### YOUR INSTRUCTIONS:
Reproduce every line of the entries below verbatim.

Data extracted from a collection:
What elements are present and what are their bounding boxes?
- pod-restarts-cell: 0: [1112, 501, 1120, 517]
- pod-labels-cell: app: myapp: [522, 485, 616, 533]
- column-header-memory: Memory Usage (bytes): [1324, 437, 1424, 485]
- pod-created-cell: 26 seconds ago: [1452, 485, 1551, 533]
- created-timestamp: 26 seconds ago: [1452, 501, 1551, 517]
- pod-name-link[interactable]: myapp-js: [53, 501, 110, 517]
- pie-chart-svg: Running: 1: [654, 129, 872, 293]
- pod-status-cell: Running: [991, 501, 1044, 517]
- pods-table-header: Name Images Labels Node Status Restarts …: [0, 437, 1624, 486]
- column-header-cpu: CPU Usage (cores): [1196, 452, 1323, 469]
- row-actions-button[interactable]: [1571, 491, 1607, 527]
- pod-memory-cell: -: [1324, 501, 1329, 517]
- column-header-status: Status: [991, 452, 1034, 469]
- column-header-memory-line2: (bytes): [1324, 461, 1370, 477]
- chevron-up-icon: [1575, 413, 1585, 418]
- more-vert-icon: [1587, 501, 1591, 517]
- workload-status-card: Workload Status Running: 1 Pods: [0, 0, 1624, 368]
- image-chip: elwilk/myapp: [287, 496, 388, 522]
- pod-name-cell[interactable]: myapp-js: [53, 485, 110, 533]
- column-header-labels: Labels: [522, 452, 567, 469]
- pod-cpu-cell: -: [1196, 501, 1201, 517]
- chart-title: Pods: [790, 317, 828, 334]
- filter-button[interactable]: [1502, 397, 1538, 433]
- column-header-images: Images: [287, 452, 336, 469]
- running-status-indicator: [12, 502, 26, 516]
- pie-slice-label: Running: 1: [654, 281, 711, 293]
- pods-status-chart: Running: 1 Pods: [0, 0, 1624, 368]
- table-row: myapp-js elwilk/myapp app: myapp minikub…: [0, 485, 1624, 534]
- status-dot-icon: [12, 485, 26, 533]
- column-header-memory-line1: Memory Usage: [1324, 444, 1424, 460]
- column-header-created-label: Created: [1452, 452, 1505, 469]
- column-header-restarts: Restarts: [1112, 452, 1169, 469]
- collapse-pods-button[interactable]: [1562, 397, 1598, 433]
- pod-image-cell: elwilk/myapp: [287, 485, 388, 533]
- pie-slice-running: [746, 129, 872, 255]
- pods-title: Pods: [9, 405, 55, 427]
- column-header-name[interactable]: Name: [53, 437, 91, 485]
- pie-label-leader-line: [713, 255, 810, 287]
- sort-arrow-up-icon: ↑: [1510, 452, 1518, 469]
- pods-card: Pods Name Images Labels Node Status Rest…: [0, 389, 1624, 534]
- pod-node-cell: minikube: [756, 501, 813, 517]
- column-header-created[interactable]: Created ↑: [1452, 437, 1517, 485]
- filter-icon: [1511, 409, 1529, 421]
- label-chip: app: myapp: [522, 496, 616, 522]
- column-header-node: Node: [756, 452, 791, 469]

### FINISHED TASK:
What elements are present and what are their bounding boxes?
- pod-restarts-cell: 0: [1112, 501, 1120, 517]
- pod-labels-cell: app: myapp: [522, 485, 616, 533]
- column-header-memory: Memory Usage (bytes): [1324, 437, 1424, 485]
- pod-created-cell: 26 seconds ago: [1452, 485, 1551, 533]
- created-timestamp: 26 seconds ago: [1452, 501, 1551, 517]
- pod-name-link[interactable]: myapp-js: [53, 501, 110, 517]
- pie-chart-svg: Running: 1: [654, 129, 872, 293]
- pod-status-cell: Running: [991, 501, 1044, 517]
- pods-table-header: Name Images Labels Node Status Restarts …: [0, 437, 1624, 486]
- column-header-cpu: CPU Usage (cores): [1196, 452, 1323, 469]
- row-actions-button[interactable]: [1571, 491, 1607, 527]
- pod-memory-cell: -: [1324, 501, 1329, 517]
- column-header-status: Status: [991, 452, 1034, 469]
- column-header-memory-line2: (bytes): [1324, 461, 1370, 477]
- chevron-up-icon: [1575, 413, 1585, 418]
- more-vert-icon: [1587, 501, 1591, 517]
- workload-status-card: Workload Status Running: 1 Pods: [0, 0, 1624, 368]
- image-chip: elwilk/myapp: [287, 496, 388, 522]
- pod-name-cell[interactable]: myapp-js: [53, 485, 110, 533]
- column-header-labels: Labels: [522, 452, 567, 469]
- pod-cpu-cell: -: [1196, 501, 1201, 517]
- chart-title: Pods: [790, 317, 828, 334]
- filter-button[interactable]: [1502, 397, 1538, 433]
- column-header-images: Images: [287, 452, 336, 469]
- running-status-indicator: [12, 502, 26, 516]
- pie-slice-label: Running: 1: [654, 281, 711, 293]
- pods-status-chart: Running: 1 Pods: [0, 0, 1624, 368]
- table-row: myapp-js elwilk/myapp app: myapp minikub…: [0, 485, 1624, 534]
- status-dot-icon: [12, 485, 26, 533]
- column-header-memory-line1: Memory Usage: [1324, 444, 1424, 460]
- column-header-created-label: Created: [1452, 452, 1505, 469]
- column-header-restarts: Restarts: [1112, 452, 1169, 469]
- collapse-pods-button[interactable]: [1562, 397, 1598, 433]
- pod-image-cell: elwilk/myapp: [287, 485, 388, 533]
- pie-slice-running: [746, 129, 872, 255]
- pods-title: Pods: [9, 405, 55, 427]
- column-header-name[interactable]: Name: [53, 437, 91, 485]
- pie-label-leader-line: [713, 255, 810, 287]
- sort-arrow-up-icon: ↑: [1510, 452, 1518, 469]
- pods-card: Pods Name Images Labels Node Status Rest…: [0, 389, 1624, 534]
- pod-node-cell: minikube: [756, 501, 813, 517]
- column-header-created[interactable]: Created ↑: [1452, 437, 1517, 485]
- filter-icon: [1511, 409, 1529, 421]
- label-chip: app: myapp: [522, 496, 616, 522]
- column-header-node: Node: [756, 452, 791, 469]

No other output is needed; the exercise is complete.